§ **Zu erledigende Aufgaben**
1. Nenne den Ort, wohin der Kaiser laut dem Textauszug über die Schlacht mit Mühe entkam.
2. Gib einen Abschnitt aus dem Textauszug über die Schlacht wörtlich wieder: Setze bei den Worten "Philipp II. und" ein und höre nach den Worten "Philipps II." auf.

§ **Textauszug**
═══

Die am linken Flügel der Verbündeten stehenden Flamen wurden
nach tapferer Gegenwehr geschlagen, wobei der Verrat des Herzogs von
Brabant eine Rolle gespielt haben mag. Der Graf von Flandern geriet in
Gefangenschaft. Im Zentrum durchbrach die kaiserliche Reiterei die
französische Linie.
Philipp II. und OTTO IV.
stritten hier im dichtesten Kampfgewühl.
Beide stürzten vom Pferd und wurden nur durch den Einsatz ihrer
Leibgarde gerettet. Nach hartem Kampf behielten die Franzosen, denen
von ihrer linken Flanke her Verstärkung zugeführt wurde, die
Oberhand. Der Kaiser suchte sein Heil in der Flucht und entkam mit
Mühe nach Valenciennes. Schließlich wankte auch der rechte
Flügel der Verbündeten. Mit der Gefangennahme der dort
kommandierenden Grafen
von Salisbury und Boulogne war die Schlacht
endgültig zugunsten der französischen Waffen entschieden. An
dem Erfolg
Philipps II.

═══

§ **Gegebene Daten**
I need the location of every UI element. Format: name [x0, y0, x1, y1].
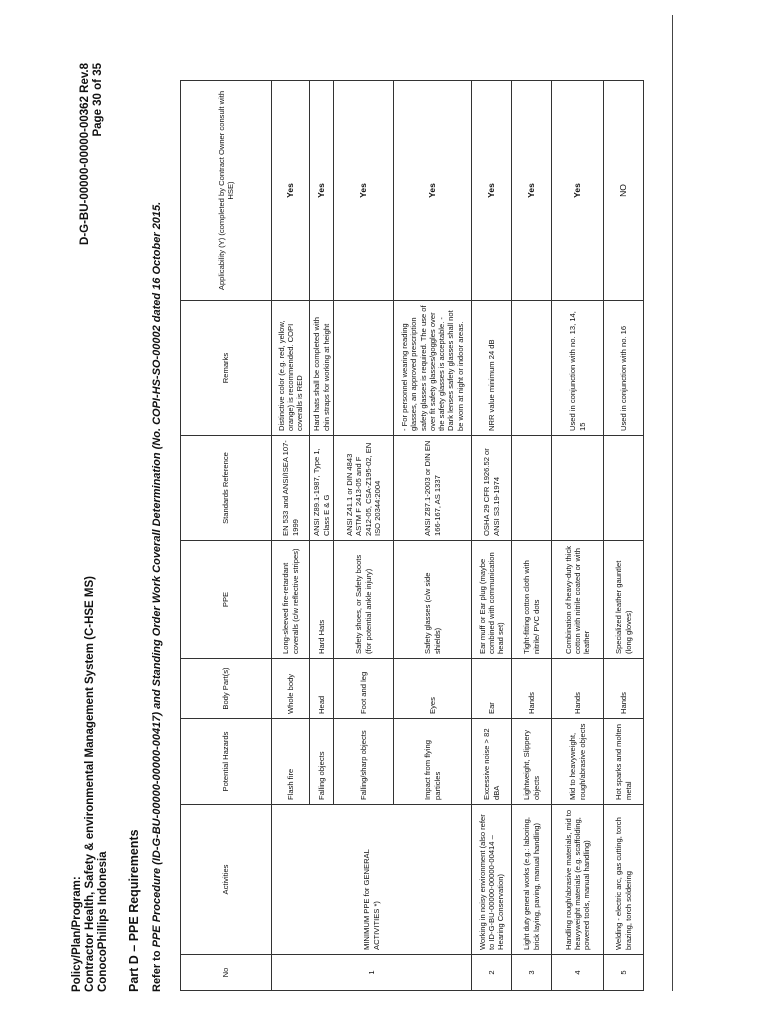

═══

§ **Erwartete Antworten**
1. Nach Valenciennes.

2.
Philipp II. und OTTO IV.
stritten hier im dichtesten Kampfgewühl.
Beide stürzten vom Pferd und wurden nur durch den Einsatz ihrer
Leibgarde gerettet. Nach hartem Kampf behielten die Franzosen, denen
von ihrer linken Flanke her Verstärkung zugeführt wurde, die
Oberhand. Der Kaiser suchte sein Heil in der Flucht und entkam mit
Mühe nach Valenciennes. Schließlich wankte auch der rechte
Flügel der Verbündeten. Mit der Gefangennahme der dort
kommandierenden Grafen
von Salisbury und Boulogne war die Schlacht
endgültig zugunsten der französischen Waffen entschieden. An
dem Erfolg
Philipps II.